>> START Information given

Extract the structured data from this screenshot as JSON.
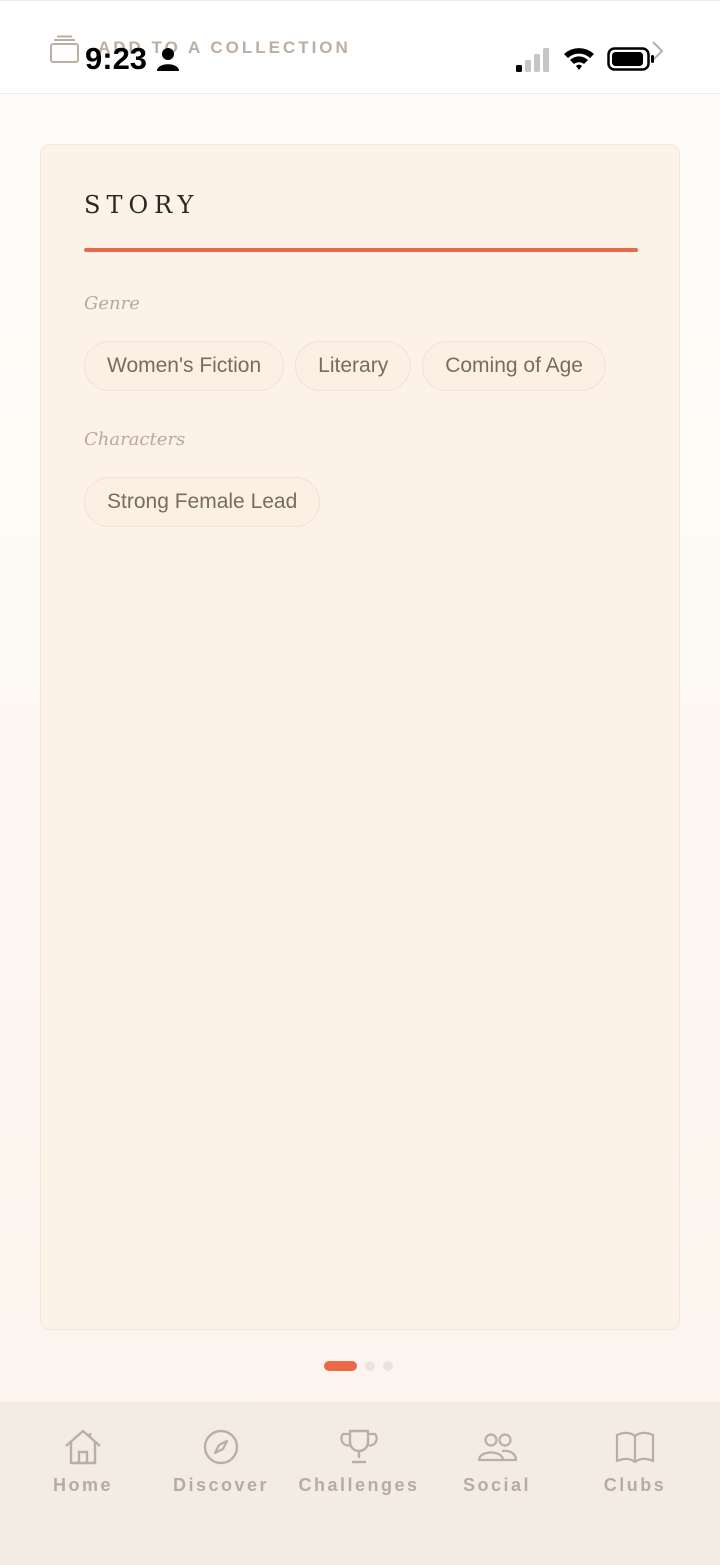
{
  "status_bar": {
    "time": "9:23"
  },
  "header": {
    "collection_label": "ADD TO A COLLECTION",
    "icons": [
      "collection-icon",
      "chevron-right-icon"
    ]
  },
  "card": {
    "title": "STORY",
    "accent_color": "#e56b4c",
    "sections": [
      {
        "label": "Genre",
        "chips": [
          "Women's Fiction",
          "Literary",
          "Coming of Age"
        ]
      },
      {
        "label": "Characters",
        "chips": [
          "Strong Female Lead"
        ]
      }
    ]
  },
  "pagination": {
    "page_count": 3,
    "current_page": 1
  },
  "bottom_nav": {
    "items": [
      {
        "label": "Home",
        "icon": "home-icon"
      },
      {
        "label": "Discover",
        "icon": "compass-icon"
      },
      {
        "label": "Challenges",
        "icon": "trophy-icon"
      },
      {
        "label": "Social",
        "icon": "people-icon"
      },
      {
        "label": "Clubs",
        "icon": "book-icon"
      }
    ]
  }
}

>> END Information given

Direction => Your copy of the data should match it exactly, except that pictures are left out.

Full response =>
Extract the structured data from this screenshot as JSON.
{
  "status_bar": {
    "time": "9:23"
  },
  "header": {
    "collection_label": "ADD TO A COLLECTION",
    "icons": [
      "collection-icon",
      "chevron-right-icon"
    ]
  },
  "card": {
    "title": "STORY",
    "accent_color": "#e56b4c",
    "sections": [
      {
        "label": "Genre",
        "chips": [
          "Women's Fiction",
          "Literary",
          "Coming of Age"
        ]
      },
      {
        "label": "Characters",
        "chips": [
          "Strong Female Lead"
        ]
      }
    ]
  },
  "pagination": {
    "page_count": 3,
    "current_page": 1
  },
  "bottom_nav": {
    "items": [
      {
        "label": "Home",
        "icon": "home-icon"
      },
      {
        "label": "Discover",
        "icon": "compass-icon"
      },
      {
        "label": "Challenges",
        "icon": "trophy-icon"
      },
      {
        "label": "Social",
        "icon": "people-icon"
      },
      {
        "label": "Clubs",
        "icon": "book-icon"
      }
    ]
  }
}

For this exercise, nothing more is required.